[Dataset items]
* BEGIN *

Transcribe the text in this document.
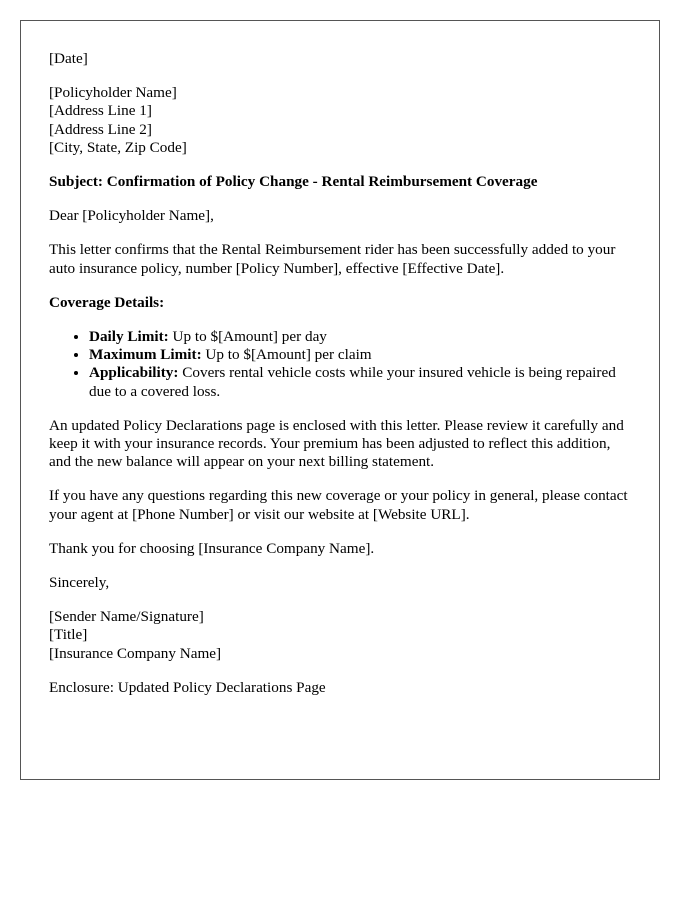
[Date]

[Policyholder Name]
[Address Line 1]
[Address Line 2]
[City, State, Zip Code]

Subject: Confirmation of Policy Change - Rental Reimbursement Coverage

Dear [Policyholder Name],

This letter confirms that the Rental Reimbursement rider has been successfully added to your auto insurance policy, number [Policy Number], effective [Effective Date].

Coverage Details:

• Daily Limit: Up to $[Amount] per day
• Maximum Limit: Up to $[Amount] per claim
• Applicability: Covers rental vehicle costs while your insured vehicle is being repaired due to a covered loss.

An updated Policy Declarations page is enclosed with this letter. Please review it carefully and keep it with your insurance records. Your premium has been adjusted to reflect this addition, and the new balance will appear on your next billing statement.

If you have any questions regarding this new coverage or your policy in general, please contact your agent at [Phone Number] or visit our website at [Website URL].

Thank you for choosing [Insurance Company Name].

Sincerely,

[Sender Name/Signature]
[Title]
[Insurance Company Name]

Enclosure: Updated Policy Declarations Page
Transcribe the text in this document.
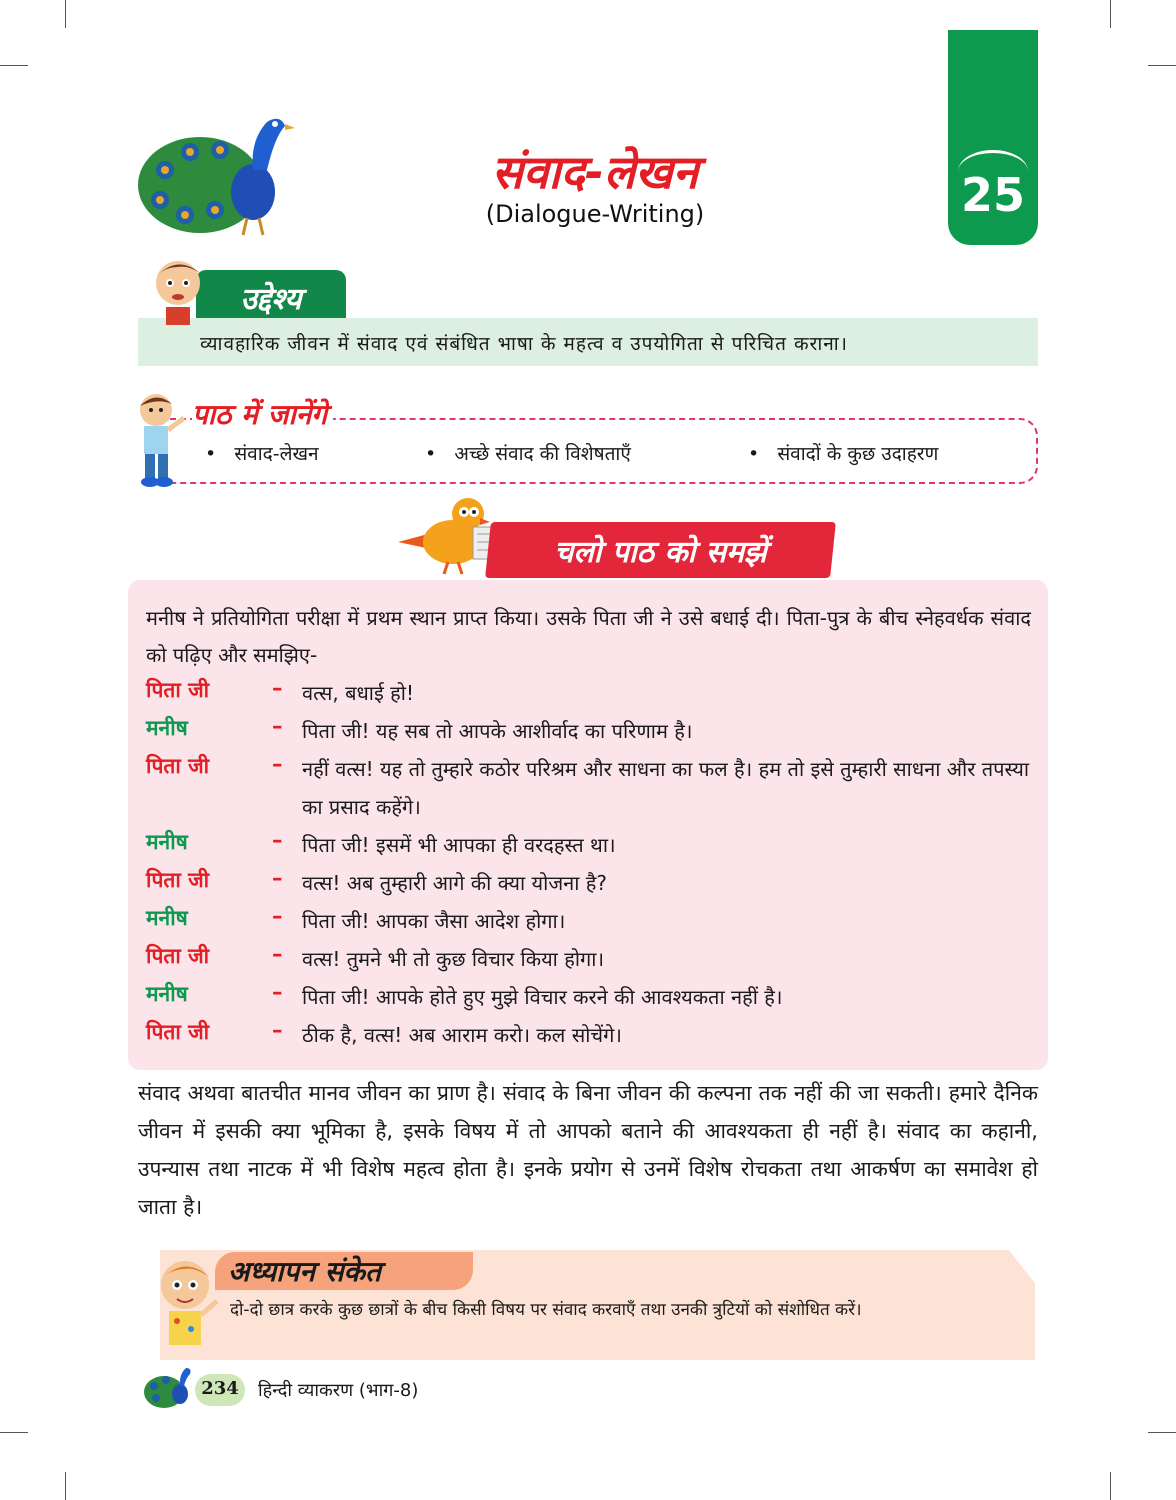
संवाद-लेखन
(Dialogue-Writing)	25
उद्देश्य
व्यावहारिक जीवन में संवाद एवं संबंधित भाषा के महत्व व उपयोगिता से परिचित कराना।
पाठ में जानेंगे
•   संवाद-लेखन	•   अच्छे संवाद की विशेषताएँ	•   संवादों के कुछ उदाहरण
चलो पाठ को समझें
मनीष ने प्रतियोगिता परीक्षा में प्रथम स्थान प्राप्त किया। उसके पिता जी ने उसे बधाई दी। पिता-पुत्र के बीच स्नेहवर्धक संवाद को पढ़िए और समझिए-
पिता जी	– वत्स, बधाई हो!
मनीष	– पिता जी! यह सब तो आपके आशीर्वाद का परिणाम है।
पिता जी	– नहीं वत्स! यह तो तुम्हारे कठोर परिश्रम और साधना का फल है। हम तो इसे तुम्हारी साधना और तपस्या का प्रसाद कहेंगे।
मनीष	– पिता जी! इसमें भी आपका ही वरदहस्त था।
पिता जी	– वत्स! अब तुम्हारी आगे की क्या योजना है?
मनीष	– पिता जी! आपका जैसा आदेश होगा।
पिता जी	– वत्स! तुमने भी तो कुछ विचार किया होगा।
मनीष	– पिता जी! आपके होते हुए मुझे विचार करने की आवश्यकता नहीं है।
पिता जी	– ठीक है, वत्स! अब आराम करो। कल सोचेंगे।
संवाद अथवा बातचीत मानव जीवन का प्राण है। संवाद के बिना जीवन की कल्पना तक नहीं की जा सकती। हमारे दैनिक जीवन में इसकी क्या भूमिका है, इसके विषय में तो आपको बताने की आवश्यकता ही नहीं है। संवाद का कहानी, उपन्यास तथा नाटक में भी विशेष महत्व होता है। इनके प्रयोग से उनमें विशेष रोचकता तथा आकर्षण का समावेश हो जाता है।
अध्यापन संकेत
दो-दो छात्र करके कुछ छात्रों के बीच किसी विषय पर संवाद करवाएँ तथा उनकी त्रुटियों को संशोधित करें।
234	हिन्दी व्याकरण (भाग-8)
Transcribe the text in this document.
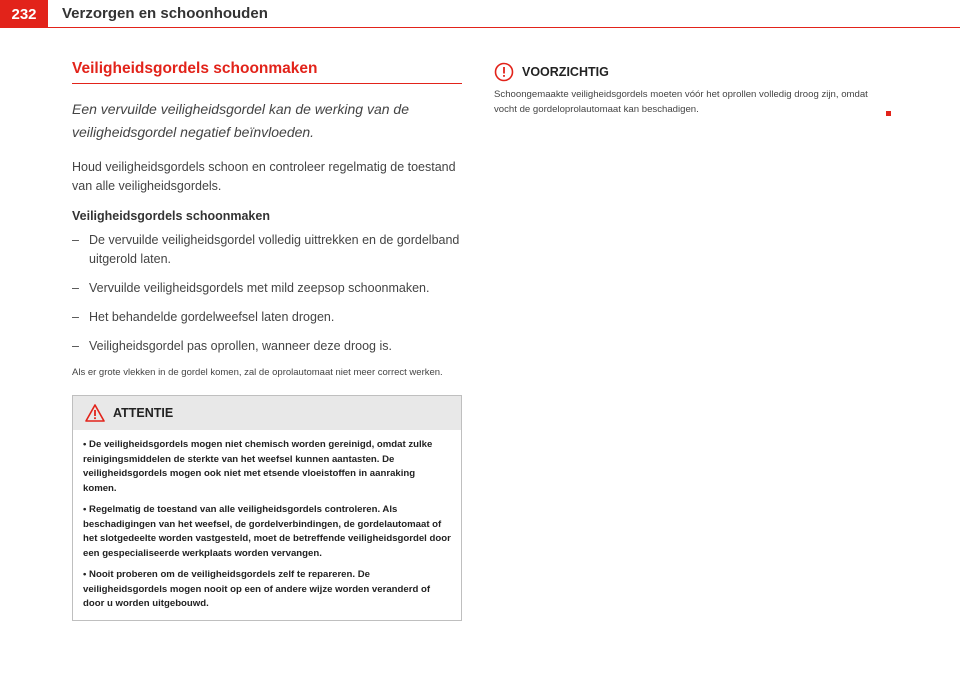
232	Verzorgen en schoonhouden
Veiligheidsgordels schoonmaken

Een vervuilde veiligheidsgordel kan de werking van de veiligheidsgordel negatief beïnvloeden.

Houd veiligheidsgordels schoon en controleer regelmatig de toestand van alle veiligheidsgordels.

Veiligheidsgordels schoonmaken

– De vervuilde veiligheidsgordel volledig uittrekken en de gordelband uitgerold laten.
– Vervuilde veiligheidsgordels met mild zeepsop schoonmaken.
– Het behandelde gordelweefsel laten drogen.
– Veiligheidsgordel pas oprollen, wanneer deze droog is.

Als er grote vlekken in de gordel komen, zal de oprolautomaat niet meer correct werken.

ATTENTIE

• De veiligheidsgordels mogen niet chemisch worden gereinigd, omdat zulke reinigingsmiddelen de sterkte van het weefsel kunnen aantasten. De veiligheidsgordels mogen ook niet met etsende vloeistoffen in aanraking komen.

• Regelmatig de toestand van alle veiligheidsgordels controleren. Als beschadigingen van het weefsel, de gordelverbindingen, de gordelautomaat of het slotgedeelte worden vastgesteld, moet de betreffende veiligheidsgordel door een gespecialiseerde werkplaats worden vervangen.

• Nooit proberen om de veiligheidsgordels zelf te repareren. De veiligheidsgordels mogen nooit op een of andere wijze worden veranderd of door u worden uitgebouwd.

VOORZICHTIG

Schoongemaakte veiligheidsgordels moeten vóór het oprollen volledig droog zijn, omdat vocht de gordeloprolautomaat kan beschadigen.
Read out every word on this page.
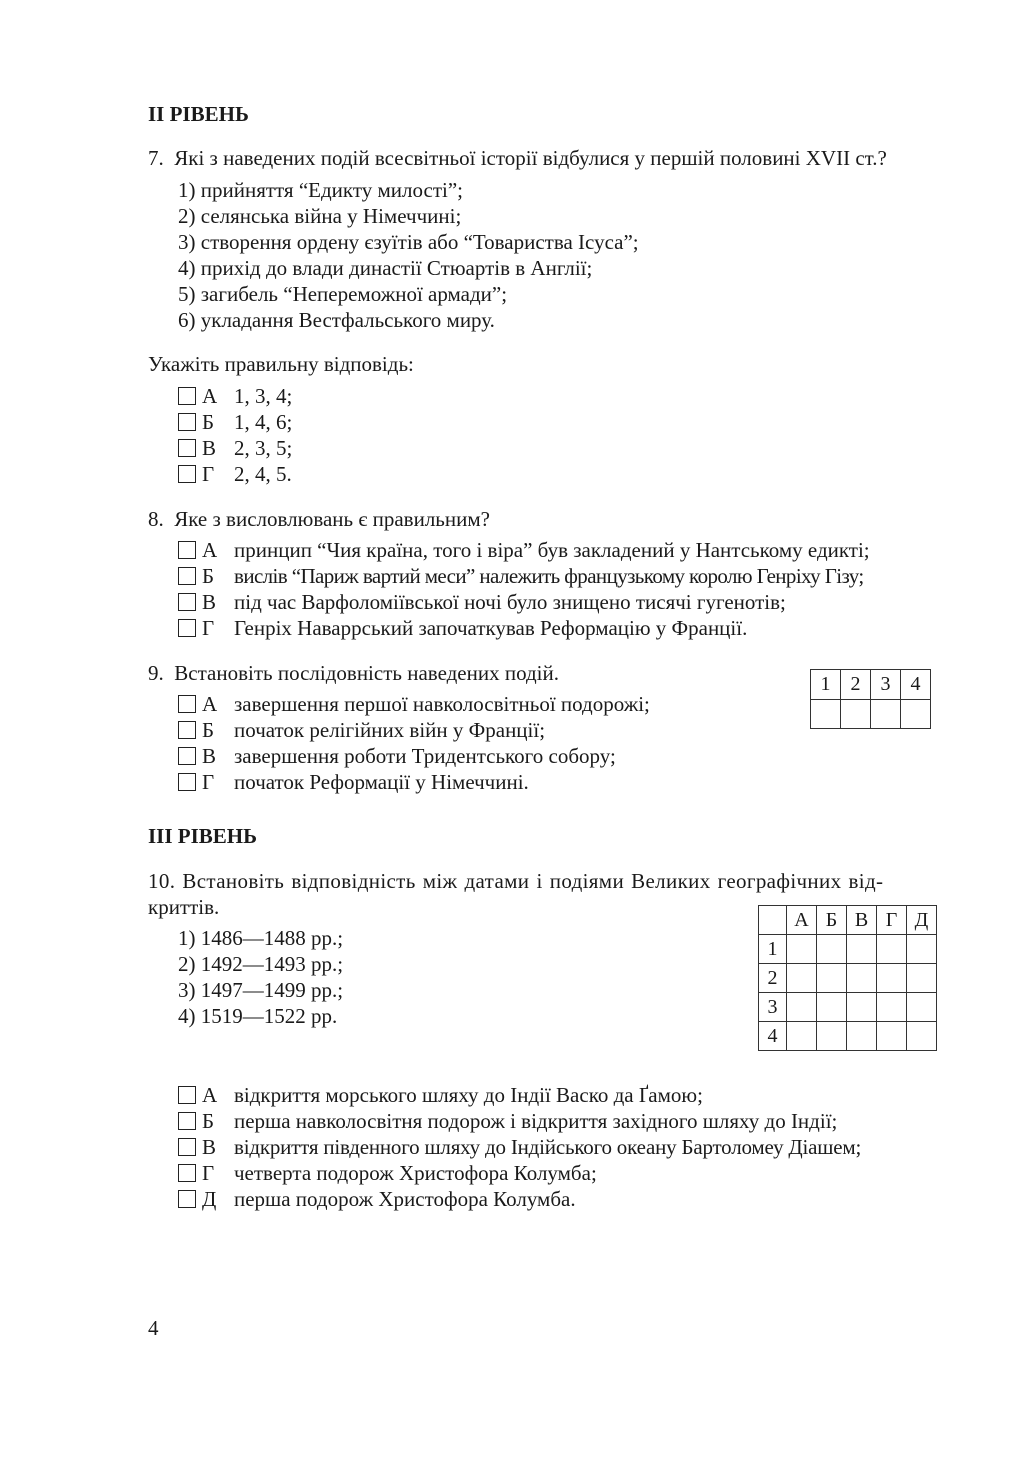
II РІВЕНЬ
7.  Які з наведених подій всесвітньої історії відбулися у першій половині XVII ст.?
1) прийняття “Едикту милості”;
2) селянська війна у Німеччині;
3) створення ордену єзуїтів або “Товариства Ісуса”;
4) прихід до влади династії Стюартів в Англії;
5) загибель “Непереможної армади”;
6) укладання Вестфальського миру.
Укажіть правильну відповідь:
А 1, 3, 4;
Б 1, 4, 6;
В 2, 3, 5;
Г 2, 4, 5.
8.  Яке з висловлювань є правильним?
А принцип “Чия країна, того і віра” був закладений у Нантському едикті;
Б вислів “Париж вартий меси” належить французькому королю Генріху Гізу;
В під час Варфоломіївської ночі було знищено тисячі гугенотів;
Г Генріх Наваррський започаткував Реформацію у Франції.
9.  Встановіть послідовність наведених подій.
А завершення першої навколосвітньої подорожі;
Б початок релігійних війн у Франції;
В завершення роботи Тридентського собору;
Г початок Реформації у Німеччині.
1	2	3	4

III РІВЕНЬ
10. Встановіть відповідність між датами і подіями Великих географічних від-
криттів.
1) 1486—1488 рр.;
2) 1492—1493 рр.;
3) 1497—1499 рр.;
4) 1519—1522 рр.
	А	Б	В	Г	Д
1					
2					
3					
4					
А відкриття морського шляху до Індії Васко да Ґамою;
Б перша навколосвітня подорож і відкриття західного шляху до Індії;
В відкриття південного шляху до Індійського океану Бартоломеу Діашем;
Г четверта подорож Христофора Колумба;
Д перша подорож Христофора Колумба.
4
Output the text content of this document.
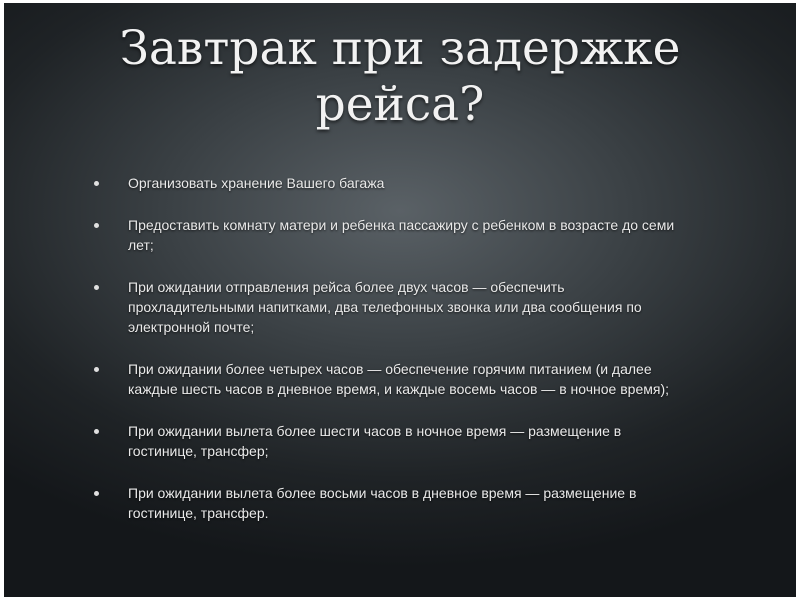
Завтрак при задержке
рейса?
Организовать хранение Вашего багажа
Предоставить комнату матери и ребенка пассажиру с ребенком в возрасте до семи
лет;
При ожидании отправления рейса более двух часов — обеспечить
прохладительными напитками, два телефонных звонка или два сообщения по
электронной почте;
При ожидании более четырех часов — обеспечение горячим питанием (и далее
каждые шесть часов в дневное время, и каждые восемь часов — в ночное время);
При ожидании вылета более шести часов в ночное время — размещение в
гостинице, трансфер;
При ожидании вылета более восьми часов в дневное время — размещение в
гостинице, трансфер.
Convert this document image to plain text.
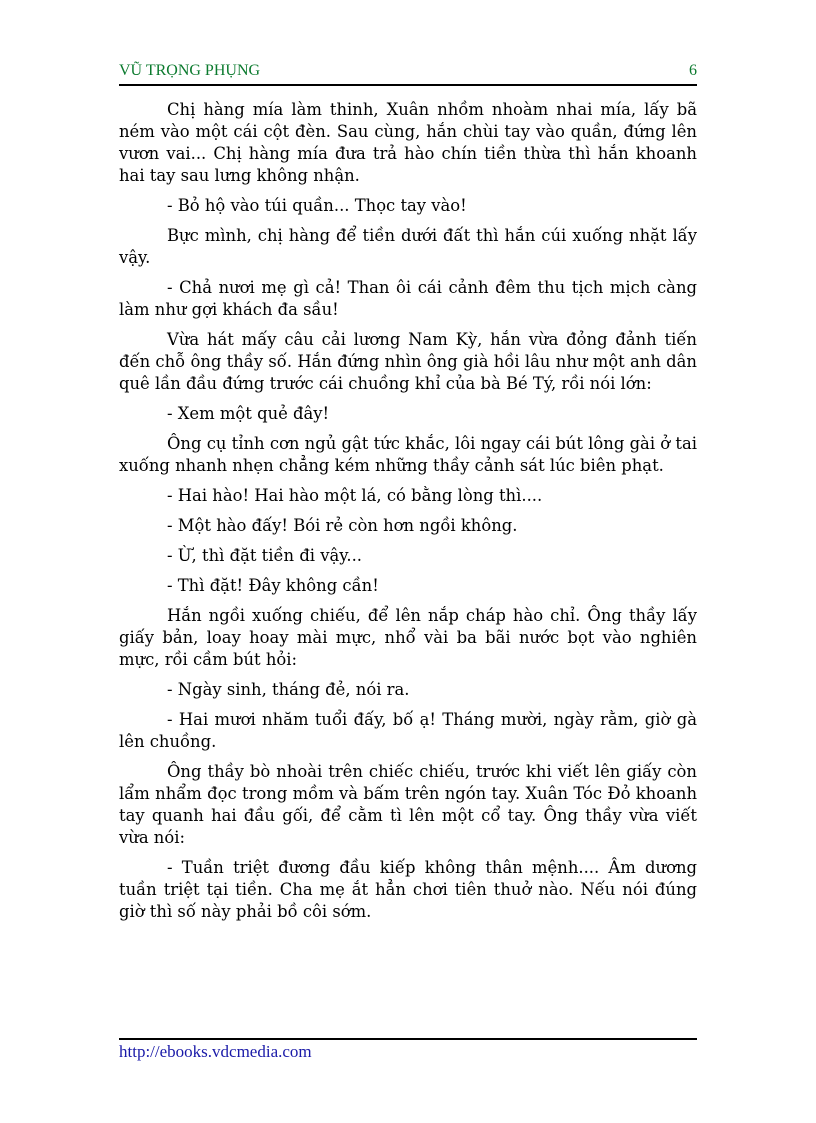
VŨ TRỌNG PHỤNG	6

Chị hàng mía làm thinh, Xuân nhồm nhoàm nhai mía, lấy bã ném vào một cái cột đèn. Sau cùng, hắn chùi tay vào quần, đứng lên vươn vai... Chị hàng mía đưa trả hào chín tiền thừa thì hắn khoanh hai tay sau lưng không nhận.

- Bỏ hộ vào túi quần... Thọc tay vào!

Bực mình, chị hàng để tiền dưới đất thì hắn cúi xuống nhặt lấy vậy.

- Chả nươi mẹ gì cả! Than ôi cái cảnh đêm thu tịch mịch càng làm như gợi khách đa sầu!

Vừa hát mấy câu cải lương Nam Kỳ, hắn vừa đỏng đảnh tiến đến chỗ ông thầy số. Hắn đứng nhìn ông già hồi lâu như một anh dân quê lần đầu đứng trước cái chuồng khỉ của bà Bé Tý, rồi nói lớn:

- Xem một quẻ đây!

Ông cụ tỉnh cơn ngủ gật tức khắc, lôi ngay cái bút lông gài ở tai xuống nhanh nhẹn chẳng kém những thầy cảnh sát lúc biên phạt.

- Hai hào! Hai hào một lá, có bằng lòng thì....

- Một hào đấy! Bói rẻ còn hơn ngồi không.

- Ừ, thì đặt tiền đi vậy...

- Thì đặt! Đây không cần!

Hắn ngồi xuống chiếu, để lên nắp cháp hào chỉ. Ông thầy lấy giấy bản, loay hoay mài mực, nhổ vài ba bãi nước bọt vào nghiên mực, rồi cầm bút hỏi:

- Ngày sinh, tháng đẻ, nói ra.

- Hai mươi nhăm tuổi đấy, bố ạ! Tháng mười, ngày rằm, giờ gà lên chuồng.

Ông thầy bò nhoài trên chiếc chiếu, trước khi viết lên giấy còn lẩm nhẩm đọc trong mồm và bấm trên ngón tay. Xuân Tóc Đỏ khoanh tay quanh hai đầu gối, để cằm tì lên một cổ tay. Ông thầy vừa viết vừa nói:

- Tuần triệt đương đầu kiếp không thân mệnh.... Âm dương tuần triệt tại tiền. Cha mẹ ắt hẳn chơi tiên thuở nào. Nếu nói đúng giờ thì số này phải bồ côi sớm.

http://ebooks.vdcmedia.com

* END *

AIM
Copy every line of the listing that includes the string "tiền".

EXPECTED OUTPUT
Chị hàng mía làm thinh, Xuân nhồm nhoàm nhai mía, lấy bã ném vào một cái cột đèn. Sau cùng, hắn chùi tay vào quần, đứng lên vươn vai... Chị hàng mía đưa trả hào chín tiền thừa thì hắn khoanh hai tay sau lưng không nhận.
Bực mình, chị hàng để tiền dưới đất thì hắn cúi xuống nhặt lấy vậy.
- Ừ, thì đặt tiền đi vậy...
- Tuần triệt đương đầu kiếp không thân mệnh.... Âm dương tuần triệt tại tiền. Cha mẹ ắt hẳn chơi tiên thuở nào. Nếu nói đúng giờ thì số này phải bồ côi sớm.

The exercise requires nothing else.